* Exercise input

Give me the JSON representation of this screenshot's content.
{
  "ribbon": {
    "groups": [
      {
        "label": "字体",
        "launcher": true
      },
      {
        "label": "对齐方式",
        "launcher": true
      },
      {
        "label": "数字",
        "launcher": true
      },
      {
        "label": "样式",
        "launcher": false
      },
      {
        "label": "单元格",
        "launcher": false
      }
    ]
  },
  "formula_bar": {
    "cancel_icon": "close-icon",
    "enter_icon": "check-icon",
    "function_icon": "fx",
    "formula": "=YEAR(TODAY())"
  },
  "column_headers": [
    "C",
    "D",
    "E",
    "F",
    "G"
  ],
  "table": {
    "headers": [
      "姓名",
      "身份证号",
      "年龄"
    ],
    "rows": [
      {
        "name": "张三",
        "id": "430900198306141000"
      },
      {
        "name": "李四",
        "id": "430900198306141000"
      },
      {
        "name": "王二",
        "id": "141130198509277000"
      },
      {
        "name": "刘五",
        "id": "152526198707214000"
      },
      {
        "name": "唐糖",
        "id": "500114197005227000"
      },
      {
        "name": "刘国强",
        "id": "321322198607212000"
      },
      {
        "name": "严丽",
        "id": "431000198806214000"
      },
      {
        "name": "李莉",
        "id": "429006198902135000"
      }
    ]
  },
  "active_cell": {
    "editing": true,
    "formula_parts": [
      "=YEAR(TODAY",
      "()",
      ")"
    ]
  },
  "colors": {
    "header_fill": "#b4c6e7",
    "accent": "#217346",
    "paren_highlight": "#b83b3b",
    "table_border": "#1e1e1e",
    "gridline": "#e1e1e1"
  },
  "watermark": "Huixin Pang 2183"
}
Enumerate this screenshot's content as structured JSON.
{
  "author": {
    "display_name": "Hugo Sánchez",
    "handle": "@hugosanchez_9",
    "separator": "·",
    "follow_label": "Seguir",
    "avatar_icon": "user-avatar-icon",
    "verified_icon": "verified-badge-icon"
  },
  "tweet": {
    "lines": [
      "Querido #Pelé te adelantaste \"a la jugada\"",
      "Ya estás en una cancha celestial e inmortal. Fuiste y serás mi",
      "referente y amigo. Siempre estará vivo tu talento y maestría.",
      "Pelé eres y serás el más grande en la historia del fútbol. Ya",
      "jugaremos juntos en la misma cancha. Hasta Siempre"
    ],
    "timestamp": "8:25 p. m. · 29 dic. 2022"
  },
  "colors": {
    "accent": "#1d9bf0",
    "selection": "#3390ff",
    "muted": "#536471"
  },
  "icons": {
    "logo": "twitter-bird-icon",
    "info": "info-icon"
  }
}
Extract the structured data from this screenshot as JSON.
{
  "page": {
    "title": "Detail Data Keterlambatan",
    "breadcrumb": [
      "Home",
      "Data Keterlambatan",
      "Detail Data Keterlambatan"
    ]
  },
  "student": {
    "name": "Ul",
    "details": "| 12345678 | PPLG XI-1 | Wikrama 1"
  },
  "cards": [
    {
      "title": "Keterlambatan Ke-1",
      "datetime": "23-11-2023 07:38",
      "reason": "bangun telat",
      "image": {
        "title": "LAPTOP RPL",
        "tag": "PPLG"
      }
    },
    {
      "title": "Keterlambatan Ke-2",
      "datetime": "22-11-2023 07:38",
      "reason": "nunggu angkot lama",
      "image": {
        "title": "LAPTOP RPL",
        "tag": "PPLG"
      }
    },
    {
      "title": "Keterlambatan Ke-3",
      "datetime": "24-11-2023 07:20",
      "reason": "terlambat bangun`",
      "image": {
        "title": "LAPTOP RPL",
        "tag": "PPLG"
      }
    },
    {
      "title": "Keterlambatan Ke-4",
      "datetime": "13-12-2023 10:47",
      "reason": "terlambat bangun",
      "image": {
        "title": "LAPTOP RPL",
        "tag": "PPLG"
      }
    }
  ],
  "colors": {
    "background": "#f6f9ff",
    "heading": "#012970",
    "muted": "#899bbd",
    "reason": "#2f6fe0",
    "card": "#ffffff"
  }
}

* Instructions to follow
Filter the records, keeping only lines that contain "Keterlambatan", and show those lines.

* Exercise response
    "title": "Detail Data Keterlambatan",
      "Data Keterlambatan",
      "Detail Data Keterlambatan"
      "title": "Keterlambatan Ke-1",
      "title": "Keterlambatan Ke-2",
      "title": "Keterlambatan Ke-3",
      "title": "Keterlambatan Ke-4",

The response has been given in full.